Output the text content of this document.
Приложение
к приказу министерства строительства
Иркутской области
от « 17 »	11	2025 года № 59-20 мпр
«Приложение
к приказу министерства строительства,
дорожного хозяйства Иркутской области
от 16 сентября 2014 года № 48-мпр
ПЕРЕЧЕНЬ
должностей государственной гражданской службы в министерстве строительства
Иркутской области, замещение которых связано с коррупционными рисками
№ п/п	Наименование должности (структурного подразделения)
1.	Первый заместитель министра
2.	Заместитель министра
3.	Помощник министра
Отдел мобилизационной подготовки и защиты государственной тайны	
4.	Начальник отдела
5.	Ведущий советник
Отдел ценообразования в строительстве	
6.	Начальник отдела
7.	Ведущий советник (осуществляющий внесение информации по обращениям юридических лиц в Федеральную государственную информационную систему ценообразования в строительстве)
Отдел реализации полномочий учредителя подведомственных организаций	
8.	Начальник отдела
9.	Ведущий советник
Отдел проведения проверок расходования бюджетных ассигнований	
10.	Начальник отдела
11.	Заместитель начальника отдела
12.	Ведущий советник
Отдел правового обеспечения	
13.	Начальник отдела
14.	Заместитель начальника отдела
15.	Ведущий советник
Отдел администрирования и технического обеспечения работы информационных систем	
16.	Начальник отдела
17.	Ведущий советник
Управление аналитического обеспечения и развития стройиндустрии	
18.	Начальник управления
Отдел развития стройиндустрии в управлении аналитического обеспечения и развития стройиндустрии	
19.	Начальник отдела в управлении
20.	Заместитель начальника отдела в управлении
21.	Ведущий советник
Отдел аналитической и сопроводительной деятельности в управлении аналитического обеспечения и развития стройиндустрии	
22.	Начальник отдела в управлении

◆ **Exercise task**: Return every line containing "ценообразования".

◆ **Exercise response**:
Отдел ценообразования в строительстве	
7.	Ведущий советник (осуществляющий внесение информации по обращениям юридических лиц в Федеральную государственную информационную систему ценообразования в строительстве)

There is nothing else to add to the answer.